**Task directions:** Take the material below and write it all out again exactly.

**Data provided:**
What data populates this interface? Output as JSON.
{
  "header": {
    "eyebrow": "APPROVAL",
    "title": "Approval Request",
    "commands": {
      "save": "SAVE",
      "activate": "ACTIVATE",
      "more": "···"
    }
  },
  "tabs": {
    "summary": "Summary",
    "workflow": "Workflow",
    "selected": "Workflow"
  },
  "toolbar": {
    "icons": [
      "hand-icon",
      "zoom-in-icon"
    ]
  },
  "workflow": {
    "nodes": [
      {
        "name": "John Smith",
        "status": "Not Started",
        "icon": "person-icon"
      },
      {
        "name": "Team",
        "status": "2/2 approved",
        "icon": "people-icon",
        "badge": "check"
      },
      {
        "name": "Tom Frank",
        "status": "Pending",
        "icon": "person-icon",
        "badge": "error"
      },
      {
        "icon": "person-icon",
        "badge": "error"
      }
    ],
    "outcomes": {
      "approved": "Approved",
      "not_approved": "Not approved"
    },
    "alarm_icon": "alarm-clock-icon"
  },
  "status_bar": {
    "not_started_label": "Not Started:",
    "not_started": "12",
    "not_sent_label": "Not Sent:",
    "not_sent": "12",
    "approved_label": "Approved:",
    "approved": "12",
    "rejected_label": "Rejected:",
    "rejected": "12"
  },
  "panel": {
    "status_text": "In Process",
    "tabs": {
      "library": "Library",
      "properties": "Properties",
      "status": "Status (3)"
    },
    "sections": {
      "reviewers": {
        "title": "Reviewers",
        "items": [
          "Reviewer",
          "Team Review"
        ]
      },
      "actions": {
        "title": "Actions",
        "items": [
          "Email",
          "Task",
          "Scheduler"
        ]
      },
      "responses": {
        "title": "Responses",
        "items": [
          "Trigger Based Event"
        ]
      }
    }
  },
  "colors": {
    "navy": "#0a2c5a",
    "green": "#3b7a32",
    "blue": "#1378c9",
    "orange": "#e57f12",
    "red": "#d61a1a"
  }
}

**Solution for this task:**
What data populates this interface? Output as JSON.
{
  "header": {
    "eyebrow": "APPROVAL",
    "title": "Approval Request",
    "commands": {
      "save": "SAVE",
      "activate": "ACTIVATE",
      "more": "···"
    }
  },
  "tabs": {
    "summary": "Summary",
    "workflow": "Workflow",
    "selected": "Workflow"
  },
  "toolbar": {
    "icons": [
      "hand-icon",
      "zoom-in-icon"
    ]
  },
  "workflow": {
    "nodes": [
      {
        "name": "John Smith",
        "status": "Not Started",
        "icon": "person-icon"
      },
      {
        "name": "Team",
        "status": "2/2 approved",
        "icon": "people-icon",
        "badge": "check"
      },
      {
        "name": "Tom Frank",
        "status": "Pending",
        "icon": "person-icon",
        "badge": "error"
      },
      {
        "icon": "person-icon",
        "badge": "error"
      }
    ],
    "outcomes": {
      "approved": "Approved",
      "not_approved": "Not approved"
    },
    "alarm_icon": "alarm-clock-icon"
  },
  "status_bar": {
    "not_started_label": "Not Started:",
    "not_started": "12",
    "not_sent_label": "Not Sent:",
    "not_sent": "12",
    "approved_label": "Approved:",
    "approved": "12",
    "rejected_label": "Rejected:",
    "rejected": "12"
  },
  "panel": {
    "status_text": "In Process",
    "tabs": {
      "library": "Library",
      "properties": "Properties",
      "status": "Status (3)"
    },
    "sections": {
      "reviewers": {
        "title": "Reviewers",
        "items": [
          "Reviewer",
          "Team Review"
        ]
      },
      "actions": {
        "title": "Actions",
        "items": [
          "Email",
          "Task",
          "Scheduler"
        ]
      },
      "responses": {
        "title": "Responses",
        "items": [
          "Trigger Based Event"
        ]
      }
    }
  },
  "colors": {
    "navy": "#0a2c5a",
    "green": "#3b7a32",
    "blue": "#1378c9",
    "orange": "#e57f12",
    "red": "#d61a1a"
  }
}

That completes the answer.